# Exercise brief
Find how many lines hold the word "centrum" and give that number only.

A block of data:
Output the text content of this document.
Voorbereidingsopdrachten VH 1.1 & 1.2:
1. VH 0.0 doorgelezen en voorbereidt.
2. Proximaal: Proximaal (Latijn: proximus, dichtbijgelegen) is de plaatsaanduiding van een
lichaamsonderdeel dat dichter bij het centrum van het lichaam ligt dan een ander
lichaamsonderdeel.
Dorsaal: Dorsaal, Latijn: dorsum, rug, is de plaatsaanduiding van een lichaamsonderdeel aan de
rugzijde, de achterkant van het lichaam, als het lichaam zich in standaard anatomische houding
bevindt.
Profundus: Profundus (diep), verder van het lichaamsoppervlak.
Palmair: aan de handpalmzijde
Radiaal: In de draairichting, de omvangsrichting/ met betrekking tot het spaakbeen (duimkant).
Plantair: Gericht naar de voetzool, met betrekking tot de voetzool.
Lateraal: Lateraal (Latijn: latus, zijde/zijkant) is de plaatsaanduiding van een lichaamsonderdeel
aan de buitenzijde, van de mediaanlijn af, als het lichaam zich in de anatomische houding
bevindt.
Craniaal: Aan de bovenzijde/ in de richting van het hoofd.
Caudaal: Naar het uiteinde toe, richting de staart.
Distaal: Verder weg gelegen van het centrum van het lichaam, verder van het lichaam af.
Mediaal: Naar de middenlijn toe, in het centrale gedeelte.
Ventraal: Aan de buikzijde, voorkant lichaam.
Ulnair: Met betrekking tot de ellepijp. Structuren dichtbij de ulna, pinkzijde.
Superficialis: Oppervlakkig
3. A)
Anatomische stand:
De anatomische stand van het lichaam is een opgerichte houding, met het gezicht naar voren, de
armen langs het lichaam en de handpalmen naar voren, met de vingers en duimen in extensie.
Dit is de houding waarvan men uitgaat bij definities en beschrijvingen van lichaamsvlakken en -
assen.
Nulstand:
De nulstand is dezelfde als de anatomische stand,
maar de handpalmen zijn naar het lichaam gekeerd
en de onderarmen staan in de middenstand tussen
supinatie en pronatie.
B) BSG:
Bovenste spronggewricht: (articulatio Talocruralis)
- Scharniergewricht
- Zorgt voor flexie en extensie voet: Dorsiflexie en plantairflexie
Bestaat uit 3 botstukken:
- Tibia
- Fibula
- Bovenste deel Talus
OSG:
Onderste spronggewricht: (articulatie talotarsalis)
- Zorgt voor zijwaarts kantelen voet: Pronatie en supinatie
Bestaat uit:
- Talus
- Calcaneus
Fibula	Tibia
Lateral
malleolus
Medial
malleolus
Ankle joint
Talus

# Solved problem
2